Below is a block of records; repeat each one exactly.

* START DATA ROWS *

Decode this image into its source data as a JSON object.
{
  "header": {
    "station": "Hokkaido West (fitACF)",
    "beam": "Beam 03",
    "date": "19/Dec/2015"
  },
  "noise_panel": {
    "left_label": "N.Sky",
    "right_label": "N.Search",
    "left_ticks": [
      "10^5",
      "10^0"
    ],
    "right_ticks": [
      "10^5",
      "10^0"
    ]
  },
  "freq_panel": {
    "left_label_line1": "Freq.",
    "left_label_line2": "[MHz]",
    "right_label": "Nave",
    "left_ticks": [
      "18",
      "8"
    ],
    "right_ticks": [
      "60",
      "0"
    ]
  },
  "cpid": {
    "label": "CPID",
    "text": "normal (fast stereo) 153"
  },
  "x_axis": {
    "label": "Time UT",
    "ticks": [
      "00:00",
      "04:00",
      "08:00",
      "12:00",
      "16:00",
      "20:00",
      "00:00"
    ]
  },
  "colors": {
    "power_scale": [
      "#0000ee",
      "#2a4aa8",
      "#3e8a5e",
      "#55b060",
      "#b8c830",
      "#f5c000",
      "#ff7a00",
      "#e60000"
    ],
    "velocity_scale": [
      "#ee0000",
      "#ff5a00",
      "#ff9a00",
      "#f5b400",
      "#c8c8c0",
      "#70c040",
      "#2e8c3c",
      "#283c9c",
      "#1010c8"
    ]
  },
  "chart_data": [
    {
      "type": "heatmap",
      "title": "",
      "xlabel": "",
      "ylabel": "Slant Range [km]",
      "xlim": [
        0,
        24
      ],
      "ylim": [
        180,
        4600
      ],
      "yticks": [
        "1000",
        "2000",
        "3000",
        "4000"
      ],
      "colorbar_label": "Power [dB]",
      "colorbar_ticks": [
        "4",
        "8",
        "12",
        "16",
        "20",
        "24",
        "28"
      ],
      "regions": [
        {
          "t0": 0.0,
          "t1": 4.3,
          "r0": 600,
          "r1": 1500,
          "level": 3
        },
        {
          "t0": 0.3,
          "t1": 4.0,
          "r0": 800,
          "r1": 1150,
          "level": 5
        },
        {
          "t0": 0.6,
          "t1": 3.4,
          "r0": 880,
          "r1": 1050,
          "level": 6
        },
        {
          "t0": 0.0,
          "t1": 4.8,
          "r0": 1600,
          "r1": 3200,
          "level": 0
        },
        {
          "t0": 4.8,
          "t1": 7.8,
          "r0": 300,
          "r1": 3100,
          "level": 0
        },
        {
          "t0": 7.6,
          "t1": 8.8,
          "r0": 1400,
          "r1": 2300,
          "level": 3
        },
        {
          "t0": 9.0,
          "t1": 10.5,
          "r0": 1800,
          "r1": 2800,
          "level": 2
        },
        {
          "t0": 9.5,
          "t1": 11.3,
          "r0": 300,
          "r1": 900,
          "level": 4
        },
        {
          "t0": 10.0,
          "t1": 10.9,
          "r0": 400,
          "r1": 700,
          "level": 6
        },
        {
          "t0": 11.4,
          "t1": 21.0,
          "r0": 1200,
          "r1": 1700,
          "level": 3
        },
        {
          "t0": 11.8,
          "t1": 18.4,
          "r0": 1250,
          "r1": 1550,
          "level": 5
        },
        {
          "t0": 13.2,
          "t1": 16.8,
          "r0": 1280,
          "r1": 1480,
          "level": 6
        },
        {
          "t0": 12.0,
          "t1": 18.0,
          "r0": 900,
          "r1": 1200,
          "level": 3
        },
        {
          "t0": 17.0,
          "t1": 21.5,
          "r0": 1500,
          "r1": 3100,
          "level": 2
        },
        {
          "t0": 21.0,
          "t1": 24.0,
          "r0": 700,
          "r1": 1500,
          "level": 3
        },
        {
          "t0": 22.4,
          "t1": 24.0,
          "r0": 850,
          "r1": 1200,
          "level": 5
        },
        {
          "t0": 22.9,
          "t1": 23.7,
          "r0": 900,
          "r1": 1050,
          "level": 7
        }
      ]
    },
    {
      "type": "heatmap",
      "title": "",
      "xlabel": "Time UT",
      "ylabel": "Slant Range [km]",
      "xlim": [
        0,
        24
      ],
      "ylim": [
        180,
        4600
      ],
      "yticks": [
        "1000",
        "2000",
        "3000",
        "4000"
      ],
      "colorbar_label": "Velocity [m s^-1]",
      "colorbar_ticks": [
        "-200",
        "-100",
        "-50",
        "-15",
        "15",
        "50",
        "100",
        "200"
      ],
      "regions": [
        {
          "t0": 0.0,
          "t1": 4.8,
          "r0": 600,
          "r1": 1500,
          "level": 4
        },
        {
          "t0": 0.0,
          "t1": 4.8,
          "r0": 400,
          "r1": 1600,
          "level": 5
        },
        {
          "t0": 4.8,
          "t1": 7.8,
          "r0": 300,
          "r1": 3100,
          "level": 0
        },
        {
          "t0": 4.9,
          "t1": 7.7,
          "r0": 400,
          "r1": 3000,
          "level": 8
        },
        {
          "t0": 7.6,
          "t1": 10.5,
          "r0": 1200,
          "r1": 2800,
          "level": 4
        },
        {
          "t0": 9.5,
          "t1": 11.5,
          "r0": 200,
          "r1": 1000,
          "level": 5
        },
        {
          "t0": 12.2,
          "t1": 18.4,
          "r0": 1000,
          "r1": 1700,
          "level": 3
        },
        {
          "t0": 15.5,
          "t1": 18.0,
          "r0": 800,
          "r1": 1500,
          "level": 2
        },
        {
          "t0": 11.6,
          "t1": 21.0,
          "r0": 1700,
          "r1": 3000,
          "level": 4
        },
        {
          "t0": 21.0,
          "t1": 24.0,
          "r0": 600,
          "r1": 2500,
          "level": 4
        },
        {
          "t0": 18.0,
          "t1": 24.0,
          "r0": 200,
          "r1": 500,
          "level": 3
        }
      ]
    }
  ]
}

* END DATA ROWS *

• **RESPONSE FOR THIS EXERCISE**
Decode this image into its source data as a JSON object.
{
  "header": {
    "station": "Hokkaido West (fitACF)",
    "beam": "Beam 03",
    "date": "19/Dec/2015"
  },
  "noise_panel": {
    "left_label": "N.Sky",
    "right_label": "N.Search",
    "left_ticks": [
      "10^5",
      "10^0"
    ],
    "right_ticks": [
      "10^5",
      "10^0"
    ]
  },
  "freq_panel": {
    "left_label_line1": "Freq.",
    "left_label_line2": "[MHz]",
    "right_label": "Nave",
    "left_ticks": [
      "18",
      "8"
    ],
    "right_ticks": [
      "60",
      "0"
    ]
  },
  "cpid": {
    "label": "CPID",
    "text": "normal (fast stereo) 153"
  },
  "x_axis": {
    "label": "Time UT",
    "ticks": [
      "00:00",
      "04:00",
      "08:00",
      "12:00",
      "16:00",
      "20:00",
      "00:00"
    ]
  },
  "colors": {
    "power_scale": [
      "#0000ee",
      "#2a4aa8",
      "#3e8a5e",
      "#55b060",
      "#b8c830",
      "#f5c000",
      "#ff7a00",
      "#e60000"
    ],
    "velocity_scale": [
      "#ee0000",
      "#ff5a00",
      "#ff9a00",
      "#f5b400",
      "#c8c8c0",
      "#70c040",
      "#2e8c3c",
      "#283c9c",
      "#1010c8"
    ]
  },
  "chart_data": [
    {
      "type": "heatmap",
      "title": "",
      "xlabel": "",
      "ylabel": "Slant Range [km]",
      "xlim": [
        0,
        24
      ],
      "ylim": [
        180,
        4600
      ],
      "yticks": [
        "1000",
        "2000",
        "3000",
        "4000"
      ],
      "colorbar_label": "Power [dB]",
      "colorbar_ticks": [
        "4",
        "8",
        "12",
        "16",
        "20",
        "24",
        "28"
      ],
      "regions": [
        {
          "t0": 0.0,
          "t1": 4.3,
          "r0": 600,
          "r1": 1500,
          "level": 3
        },
        {
          "t0": 0.3,
          "t1": 4.0,
          "r0": 800,
          "r1": 1150,
          "level": 5
        },
        {
          "t0": 0.6,
          "t1": 3.4,
          "r0": 880,
          "r1": 1050,
          "level": 6
        },
        {
          "t0": 0.0,
          "t1": 4.8,
          "r0": 1600,
          "r1": 3200,
          "level": 0
        },
        {
          "t0": 4.8,
          "t1": 7.8,
          "r0": 300,
          "r1": 3100,
          "level": 0
        },
        {
          "t0": 7.6,
          "t1": 8.8,
          "r0": 1400,
          "r1": 2300,
          "level": 3
        },
        {
          "t0": 9.0,
          "t1": 10.5,
          "r0": 1800,
          "r1": 2800,
          "level": 2
        },
        {
          "t0": 9.5,
          "t1": 11.3,
          "r0": 300,
          "r1": 900,
          "level": 4
        },
        {
          "t0": 10.0,
          "t1": 10.9,
          "r0": 400,
          "r1": 700,
          "level": 6
        },
        {
          "t0": 11.4,
          "t1": 21.0,
          "r0": 1200,
          "r1": 1700,
          "level": 3
        },
        {
          "t0": 11.8,
          "t1": 18.4,
          "r0": 1250,
          "r1": 1550,
          "level": 5
        },
        {
          "t0": 13.2,
          "t1": 16.8,
          "r0": 1280,
          "r1": 1480,
          "level": 6
        },
        {
          "t0": 12.0,
          "t1": 18.0,
          "r0": 900,
          "r1": 1200,
          "level": 3
        },
        {
          "t0": 17.0,
          "t1": 21.5,
          "r0": 1500,
          "r1": 3100,
          "level": 2
        },
        {
          "t0": 21.0,
          "t1": 24.0,
          "r0": 700,
          "r1": 1500,
          "level": 3
        },
        {
          "t0": 22.4,
          "t1": 24.0,
          "r0": 850,
          "r1": 1200,
          "level": 5
        },
        {
          "t0": 22.9,
          "t1": 23.7,
          "r0": 900,
          "r1": 1050,
          "level": 7
        }
      ]
    },
    {
      "type": "heatmap",
      "title": "",
      "xlabel": "Time UT",
      "ylabel": "Slant Range [km]",
      "xlim": [
        0,
        24
      ],
      "ylim": [
        180,
        4600
      ],
      "yticks": [
        "1000",
        "2000",
        "3000",
        "4000"
      ],
      "colorbar_label": "Velocity [m s^-1]",
      "colorbar_ticks": [
        "-200",
        "-100",
        "-50",
        "-15",
        "15",
        "50",
        "100",
        "200"
      ],
      "regions": [
        {
          "t0": 0.0,
          "t1": 4.8,
          "r0": 600,
          "r1": 1500,
          "level": 4
        },
        {
          "t0": 0.0,
          "t1": 4.8,
          "r0": 400,
          "r1": 1600,
          "level": 5
        },
        {
          "t0": 4.8,
          "t1": 7.8,
          "r0": 300,
          "r1": 3100,
          "level": 0
        },
        {
          "t0": 4.9,
          "t1": 7.7,
          "r0": 400,
          "r1": 3000,
          "level": 8
        },
        {
          "t0": 7.6,
          "t1": 10.5,
          "r0": 1200,
          "r1": 2800,
          "level": 4
        },
        {
          "t0": 9.5,
          "t1": 11.5,
          "r0": 200,
          "r1": 1000,
          "level": 5
        },
        {
          "t0": 12.2,
          "t1": 18.4,
          "r0": 1000,
          "r1": 1700,
          "level": 3
        },
        {
          "t0": 15.5,
          "t1": 18.0,
          "r0": 800,
          "r1": 1500,
          "level": 2
        },
        {
          "t0": 11.6,
          "t1": 21.0,
          "r0": 1700,
          "r1": 3000,
          "level": 4
        },
        {
          "t0": 21.0,
          "t1": 24.0,
          "r0": 600,
          "r1": 2500,
          "level": 4
        },
        {
          "t0": 18.0,
          "t1": 24.0,
          "r0": 200,
          "r1": 500,
          "level": 3
        }
      ]
    }
  ]
}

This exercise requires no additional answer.